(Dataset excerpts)
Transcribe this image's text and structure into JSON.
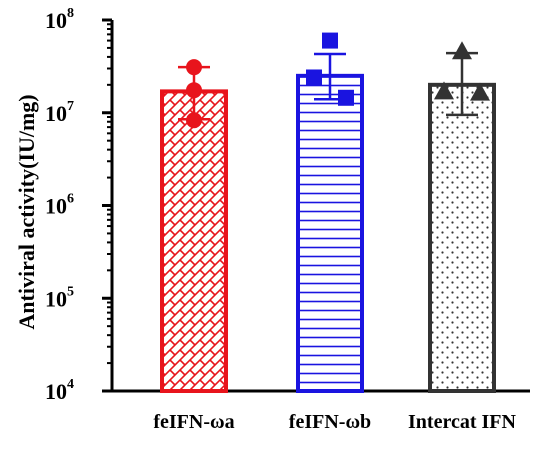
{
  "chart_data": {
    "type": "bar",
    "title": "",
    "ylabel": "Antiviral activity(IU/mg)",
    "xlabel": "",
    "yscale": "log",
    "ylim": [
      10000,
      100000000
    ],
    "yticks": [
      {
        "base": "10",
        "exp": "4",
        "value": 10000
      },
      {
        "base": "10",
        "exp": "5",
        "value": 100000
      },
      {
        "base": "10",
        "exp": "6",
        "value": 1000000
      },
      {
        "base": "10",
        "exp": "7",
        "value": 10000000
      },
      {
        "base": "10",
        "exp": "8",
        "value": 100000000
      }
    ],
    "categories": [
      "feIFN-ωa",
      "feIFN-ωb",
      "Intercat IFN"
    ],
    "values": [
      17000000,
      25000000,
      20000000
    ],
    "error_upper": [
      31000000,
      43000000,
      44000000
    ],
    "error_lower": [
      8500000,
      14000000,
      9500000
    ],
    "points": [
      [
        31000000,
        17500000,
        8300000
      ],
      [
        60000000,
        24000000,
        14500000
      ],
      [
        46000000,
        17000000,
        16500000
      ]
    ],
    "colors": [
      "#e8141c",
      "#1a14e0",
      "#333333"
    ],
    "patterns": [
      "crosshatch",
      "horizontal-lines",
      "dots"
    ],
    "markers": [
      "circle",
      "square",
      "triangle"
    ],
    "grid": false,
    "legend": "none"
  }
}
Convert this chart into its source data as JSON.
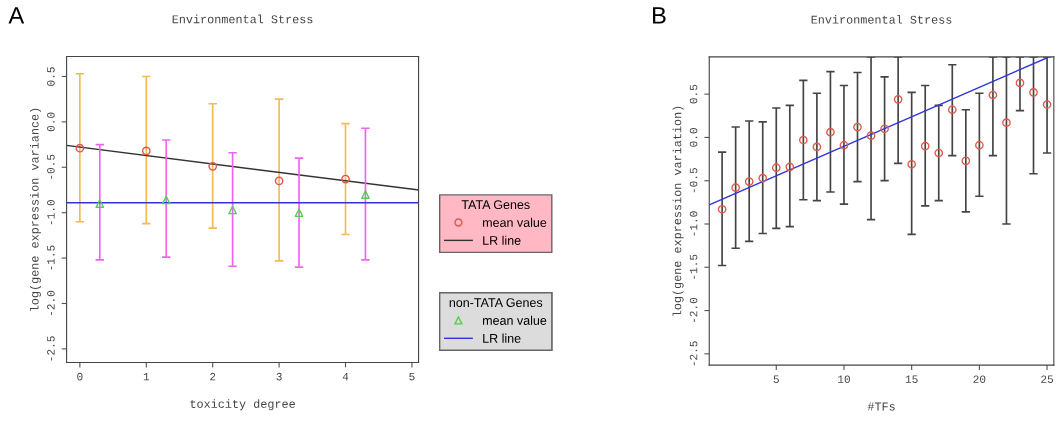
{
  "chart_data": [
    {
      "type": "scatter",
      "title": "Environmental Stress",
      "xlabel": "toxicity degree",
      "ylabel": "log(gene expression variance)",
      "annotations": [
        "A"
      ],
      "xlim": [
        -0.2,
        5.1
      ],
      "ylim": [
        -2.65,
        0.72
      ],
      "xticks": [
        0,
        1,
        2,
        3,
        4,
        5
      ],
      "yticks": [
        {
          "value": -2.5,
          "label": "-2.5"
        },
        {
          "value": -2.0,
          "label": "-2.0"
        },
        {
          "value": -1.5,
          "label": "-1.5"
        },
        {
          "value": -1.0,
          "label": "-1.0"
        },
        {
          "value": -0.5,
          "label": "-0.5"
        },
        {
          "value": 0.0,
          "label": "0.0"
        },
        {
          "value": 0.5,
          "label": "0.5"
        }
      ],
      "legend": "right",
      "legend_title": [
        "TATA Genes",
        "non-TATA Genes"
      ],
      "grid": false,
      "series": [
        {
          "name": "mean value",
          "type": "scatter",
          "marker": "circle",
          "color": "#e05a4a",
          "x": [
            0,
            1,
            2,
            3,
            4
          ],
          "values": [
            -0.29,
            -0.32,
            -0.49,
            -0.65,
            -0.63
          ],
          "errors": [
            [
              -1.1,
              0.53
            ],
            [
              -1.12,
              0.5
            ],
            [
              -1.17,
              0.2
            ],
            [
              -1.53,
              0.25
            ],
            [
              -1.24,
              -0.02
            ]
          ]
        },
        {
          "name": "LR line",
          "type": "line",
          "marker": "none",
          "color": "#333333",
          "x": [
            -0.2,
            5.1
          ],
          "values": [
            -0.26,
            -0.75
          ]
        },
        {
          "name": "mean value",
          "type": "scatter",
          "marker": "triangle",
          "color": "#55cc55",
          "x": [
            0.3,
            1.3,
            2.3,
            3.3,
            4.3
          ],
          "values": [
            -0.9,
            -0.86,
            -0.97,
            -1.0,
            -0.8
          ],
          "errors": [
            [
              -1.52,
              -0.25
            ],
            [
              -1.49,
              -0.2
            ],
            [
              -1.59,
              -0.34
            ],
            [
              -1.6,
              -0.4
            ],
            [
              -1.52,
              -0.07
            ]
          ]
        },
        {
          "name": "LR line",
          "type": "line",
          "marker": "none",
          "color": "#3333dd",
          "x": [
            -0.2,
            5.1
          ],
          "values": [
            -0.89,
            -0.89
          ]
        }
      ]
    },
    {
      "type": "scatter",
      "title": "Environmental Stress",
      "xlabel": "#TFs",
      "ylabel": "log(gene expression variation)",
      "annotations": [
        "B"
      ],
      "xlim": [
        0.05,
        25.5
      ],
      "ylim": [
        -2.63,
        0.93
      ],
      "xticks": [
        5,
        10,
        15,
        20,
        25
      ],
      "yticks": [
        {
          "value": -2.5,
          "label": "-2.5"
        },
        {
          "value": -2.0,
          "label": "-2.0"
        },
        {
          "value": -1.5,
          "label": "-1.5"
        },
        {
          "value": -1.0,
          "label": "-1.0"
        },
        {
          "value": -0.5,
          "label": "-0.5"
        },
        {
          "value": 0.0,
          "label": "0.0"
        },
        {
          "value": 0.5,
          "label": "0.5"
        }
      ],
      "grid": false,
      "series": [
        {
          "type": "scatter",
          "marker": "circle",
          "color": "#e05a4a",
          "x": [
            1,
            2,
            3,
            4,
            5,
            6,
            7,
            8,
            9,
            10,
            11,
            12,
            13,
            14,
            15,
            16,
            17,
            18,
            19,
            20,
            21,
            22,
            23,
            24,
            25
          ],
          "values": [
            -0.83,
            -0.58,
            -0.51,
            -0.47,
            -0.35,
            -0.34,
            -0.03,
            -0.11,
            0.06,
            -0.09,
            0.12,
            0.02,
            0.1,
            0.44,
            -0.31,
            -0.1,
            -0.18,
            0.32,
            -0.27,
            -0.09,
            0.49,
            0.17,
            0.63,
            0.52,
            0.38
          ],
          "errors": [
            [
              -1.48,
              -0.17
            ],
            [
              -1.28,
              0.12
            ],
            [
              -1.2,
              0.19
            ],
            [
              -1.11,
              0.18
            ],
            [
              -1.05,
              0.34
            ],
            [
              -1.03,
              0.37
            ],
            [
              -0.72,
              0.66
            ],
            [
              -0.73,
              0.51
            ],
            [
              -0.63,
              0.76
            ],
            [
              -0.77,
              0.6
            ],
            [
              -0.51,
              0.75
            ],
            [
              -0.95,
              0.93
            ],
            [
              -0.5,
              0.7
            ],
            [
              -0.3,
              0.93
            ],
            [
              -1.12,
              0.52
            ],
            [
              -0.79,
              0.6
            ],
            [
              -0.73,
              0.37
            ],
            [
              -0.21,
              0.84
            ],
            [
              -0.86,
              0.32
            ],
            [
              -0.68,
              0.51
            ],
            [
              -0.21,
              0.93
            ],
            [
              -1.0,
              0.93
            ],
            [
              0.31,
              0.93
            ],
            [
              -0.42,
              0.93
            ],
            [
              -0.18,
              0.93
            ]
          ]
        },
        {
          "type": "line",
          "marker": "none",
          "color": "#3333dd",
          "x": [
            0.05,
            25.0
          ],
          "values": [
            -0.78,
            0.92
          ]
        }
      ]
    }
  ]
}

> Your assignment: Provide the count, and nothing else, of lines in the data above where the word "expression" occurs.

> Result of the task: 2